• **To be done**:
Reproduce the listing below word for word, with no pictures.

• **Source records**:
....
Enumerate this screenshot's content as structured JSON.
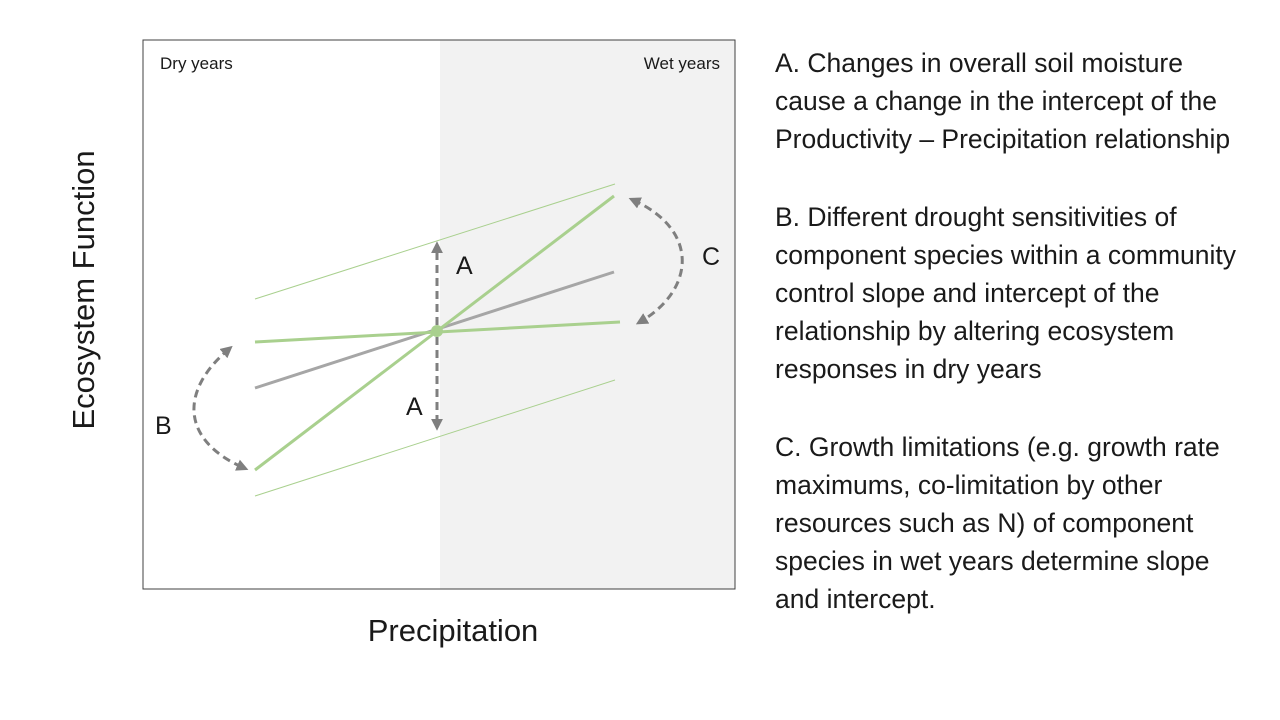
{
  "diagram": {
    "y_axis_label": "Ecosystem Function",
    "x_axis_label": "Precipitation",
    "panel_labels": {
      "dry": "Dry years",
      "wet": "Wet years"
    },
    "markers": {
      "a_upper": "A",
      "a_lower": "A",
      "b": "B",
      "c": "C"
    },
    "colors": {
      "green_line": "#a9d08e",
      "grey_line": "#a6a6a6",
      "dashed_arrow": "#7f7f7f",
      "wet_background": "#f2f2f2",
      "frame": "#404040",
      "text": "#1a1a1a"
    }
  },
  "explanations": {
    "a": "A. Changes in overall soil moisture cause a change in the intercept of the Productivity – Precipitation relationship",
    "b": "B. Different drought sensitivities of component species within a community control slope and intercept of the relationship by altering ecosystem responses in dry years",
    "c": "C. Growth limitations (e.g. growth rate maximums, co-limitation by other resources such as N) of component species in wet years determine slope and intercept."
  }
}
....
• **Written solution**:
Enumerate this screenshot's content as structured JSON.
{
  "diagram": {
    "y_axis_label": "Ecosystem Function",
    "x_axis_label": "Precipitation",
    "panel_labels": {
      "dry": "Dry years",
      "wet": "Wet years"
    },
    "markers": {
      "a_upper": "A",
      "a_lower": "A",
      "b": "B",
      "c": "C"
    },
    "colors": {
      "green_line": "#a9d08e",
      "grey_line": "#a6a6a6",
      "dashed_arrow": "#7f7f7f",
      "wet_background": "#f2f2f2",
      "frame": "#404040",
      "text": "#1a1a1a"
    }
  },
  "explanations": {
    "a": "A. Changes in overall soil moisture cause a change in the intercept of the Productivity – Precipitation relationship",
    "b": "B. Different drought sensitivities of component species within a community control slope and intercept of the relationship by altering ecosystem responses in dry years",
    "c": "C. Growth limitations (e.g. growth rate maximums, co-limitation by other resources such as N) of component species in wet years determine slope and intercept."
  }
}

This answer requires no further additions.